Chart and figure data

########

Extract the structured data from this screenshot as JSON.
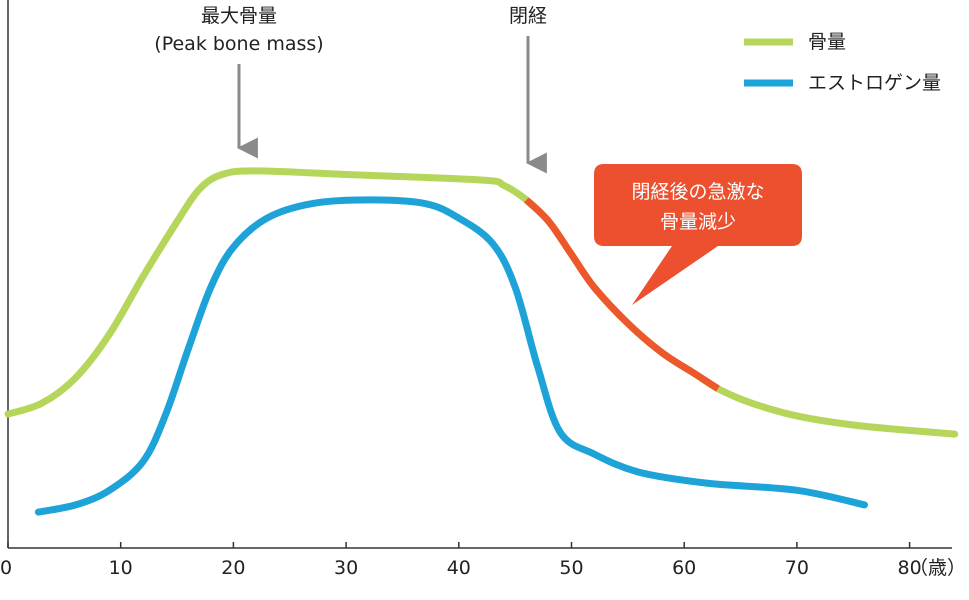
{
  "chart_data": {
    "type": "line",
    "xlabel": "",
    "ylabel": "",
    "x_unit": "（歳）",
    "xlim": [
      0,
      84
    ],
    "ylim": [
      0,
      100
    ],
    "xticks": [
      0,
      10,
      20,
      30,
      40,
      50,
      60,
      70,
      80
    ],
    "grid": false,
    "legend_position": "top-right",
    "series": [
      {
        "name": "骨量",
        "color": "#b5d65a",
        "points": [
          [
            0,
            30
          ],
          [
            3,
            33
          ],
          [
            6,
            40
          ],
          [
            9,
            52
          ],
          [
            12,
            68
          ],
          [
            15,
            83
          ],
          [
            17,
            92
          ],
          [
            19,
            96
          ],
          [
            22,
            97
          ],
          [
            30,
            96
          ],
          [
            42,
            94.5
          ],
          [
            44,
            93
          ],
          [
            46,
            89
          ],
          [
            48,
            83
          ],
          [
            50,
            74
          ],
          [
            52,
            65
          ],
          [
            55,
            55
          ],
          [
            58,
            47
          ],
          [
            61,
            41
          ],
          [
            63,
            37
          ],
          [
            66,
            33
          ],
          [
            70,
            29.5
          ],
          [
            75,
            27
          ],
          [
            80,
            25.5
          ],
          [
            84,
            24.5
          ]
        ]
      },
      {
        "name": "エストロゲン量",
        "color": "#1ea3d9",
        "points": [
          [
            2.7,
            3
          ],
          [
            6,
            5
          ],
          [
            9,
            9
          ],
          [
            12,
            17
          ],
          [
            14,
            30
          ],
          [
            16,
            48
          ],
          [
            18,
            65
          ],
          [
            20,
            76
          ],
          [
            23,
            84
          ],
          [
            27,
            88
          ],
          [
            32,
            89
          ],
          [
            37,
            88
          ],
          [
            40,
            84
          ],
          [
            43,
            77
          ],
          [
            45,
            65
          ],
          [
            47,
            43
          ],
          [
            49,
            25
          ],
          [
            52,
            19
          ],
          [
            56,
            14
          ],
          [
            62,
            11
          ],
          [
            70,
            9
          ],
          [
            76,
            5
          ]
        ]
      }
    ],
    "highlight": {
      "series": "骨量",
      "x_range": [
        46,
        63
      ],
      "color": "#ec572c"
    },
    "annotations": [
      {
        "id": "peak",
        "line1": "最大骨量",
        "line2": "(Peak bone mass)",
        "x": 20.5
      },
      {
        "id": "menopause",
        "line1": "閉経",
        "x": 46.5
      }
    ],
    "callout": {
      "line1": "閉経後の急激な",
      "line2": "骨量減少",
      "color": "#ec502e"
    }
  }
}
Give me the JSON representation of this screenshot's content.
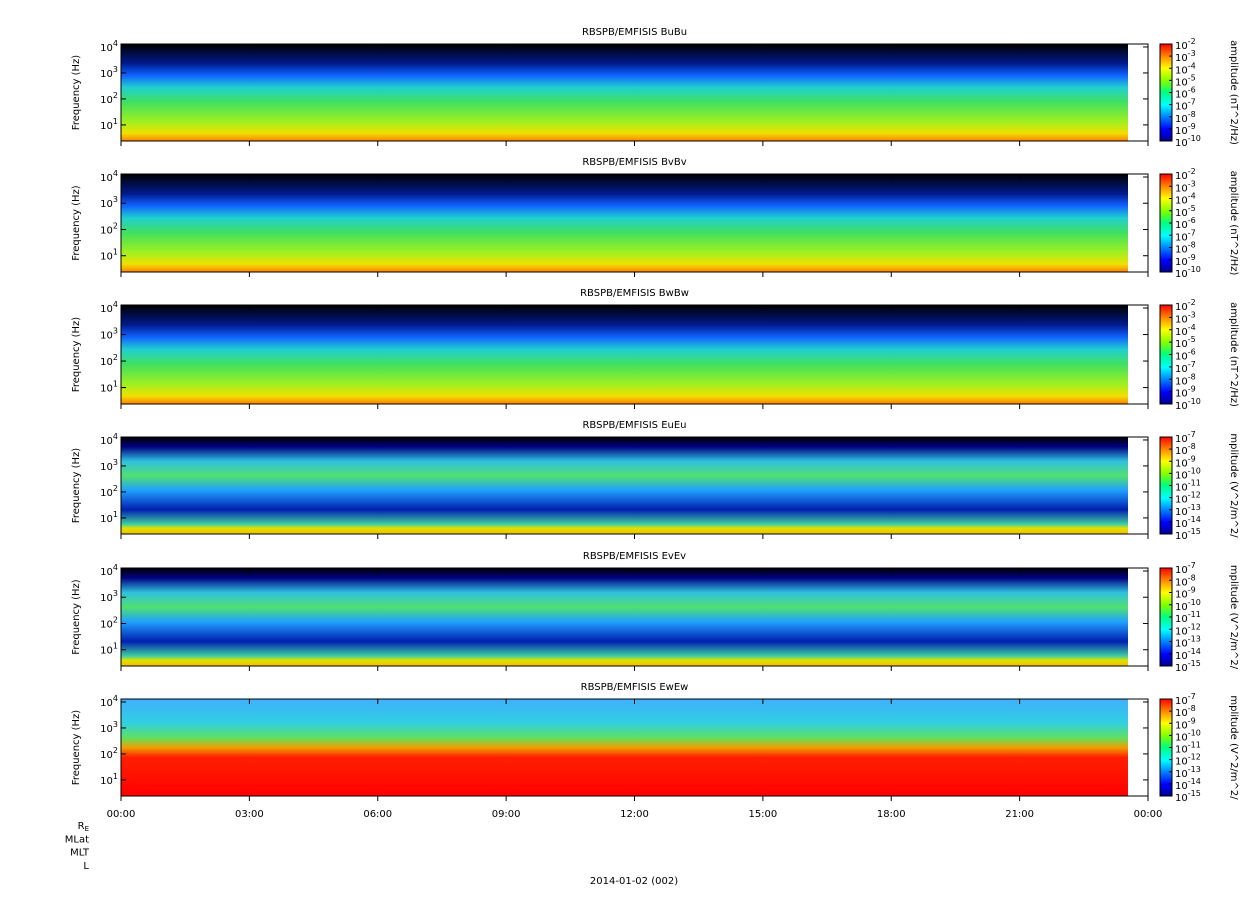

########

Can the entries above be repeated exactly, without their pictures?

REPLY TO THE EXERCISE>
Extract the structured data from this screenshot as JSON.
{
  "chart_data": {
    "type": "line",
    "xlabel": "",
    "ylabel": "",
    "x_unit": "（歳）",
    "xlim": [
      0,
      84
    ],
    "ylim": [
      0,
      100
    ],
    "xticks": [
      0,
      10,
      20,
      30,
      40,
      50,
      60,
      70,
      80
    ],
    "grid": false,
    "legend_position": "top-right",
    "series": [
      {
        "name": "骨量",
        "color": "#b5d65a",
        "points": [
          [
            0,
            30
          ],
          [
            3,
            33
          ],
          [
            6,
            40
          ],
          [
            9,
            52
          ],
          [
            12,
            68
          ],
          [
            15,
            83
          ],
          [
            17,
            92
          ],
          [
            19,
            96
          ],
          [
            22,
            97
          ],
          [
            30,
            96
          ],
          [
            42,
            94.5
          ],
          [
            44,
            93
          ],
          [
            46,
            89
          ],
          [
            48,
            83
          ],
          [
            50,
            74
          ],
          [
            52,
            65
          ],
          [
            55,
            55
          ],
          [
            58,
            47
          ],
          [
            61,
            41
          ],
          [
            63,
            37
          ],
          [
            66,
            33
          ],
          [
            70,
            29.5
          ],
          [
            75,
            27
          ],
          [
            80,
            25.5
          ],
          [
            84,
            24.5
          ]
        ]
      },
      {
        "name": "エストロゲン量",
        "color": "#1ea3d9",
        "points": [
          [
            2.7,
            3
          ],
          [
            6,
            5
          ],
          [
            9,
            9
          ],
          [
            12,
            17
          ],
          [
            14,
            30
          ],
          [
            16,
            48
          ],
          [
            18,
            65
          ],
          [
            20,
            76
          ],
          [
            23,
            84
          ],
          [
            27,
            88
          ],
          [
            32,
            89
          ],
          [
            37,
            88
          ],
          [
            40,
            84
          ],
          [
            43,
            77
          ],
          [
            45,
            65
          ],
          [
            47,
            43
          ],
          [
            49,
            25
          ],
          [
            52,
            19
          ],
          [
            56,
            14
          ],
          [
            62,
            11
          ],
          [
            70,
            9
          ],
          [
            76,
            5
          ]
        ]
      }
    ],
    "highlight": {
      "series": "骨量",
      "x_range": [
        46,
        63
      ],
      "color": "#ec572c"
    },
    "annotations": [
      {
        "id": "peak",
        "line1": "最大骨量",
        "line2": "(Peak bone mass)",
        "x": 20.5
      },
      {
        "id": "menopause",
        "line1": "閉経",
        "x": 46.5
      }
    ],
    "callout": {
      "line1": "閉経後の急激な",
      "line2": "骨量減少",
      "color": "#ec502e"
    }
  }
}
Give me the JSON representation of this screenshot's content.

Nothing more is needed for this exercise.